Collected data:
BEGIN
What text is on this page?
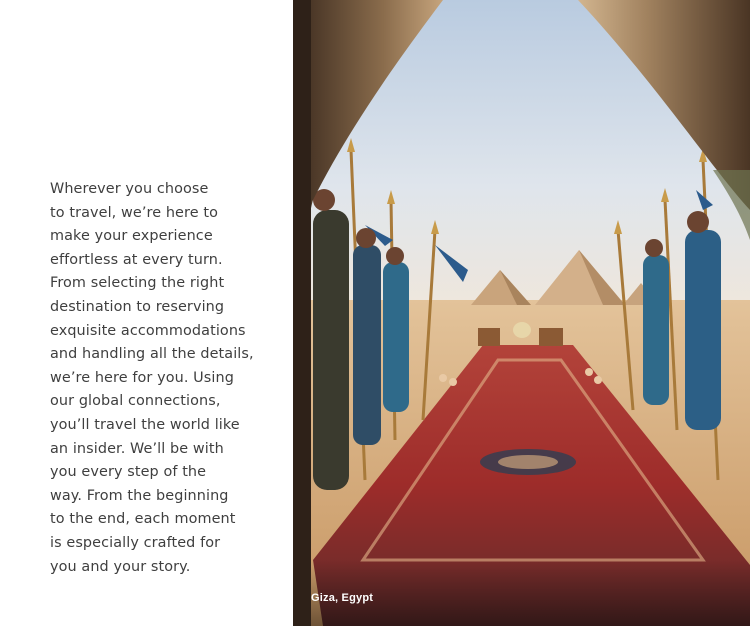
Wherever you choose
to travel, we’re here to
make your experience
effortless at every turn.
From selecting the right
destination to reserving
exquisite accommodations
and handling all the details,
we’re here for you. Using
our global connections,
you’ll travel the world like
an insider. We’ll be with
you every step of the
way. From the beginning
to the end, each moment
is especially crafted for
you and your story.

Giza, Egypt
END
What is required: Leaving the pictures aside, transcribe the entire listing exactly.

Solution to this problem:
What text is on this page?
Wherever you choose
to travel, we’re here to
make your experience
effortless at every turn.
From selecting the right
destination to reserving
exquisite accommodations
and handling all the details,
we’re here for you. Using
our global connections,
you’ll travel the world like
an insider. We’ll be with
you every step of the
way. From the beginning
to the end, each moment
is especially crafted for
you and your story.

Giza, Egypt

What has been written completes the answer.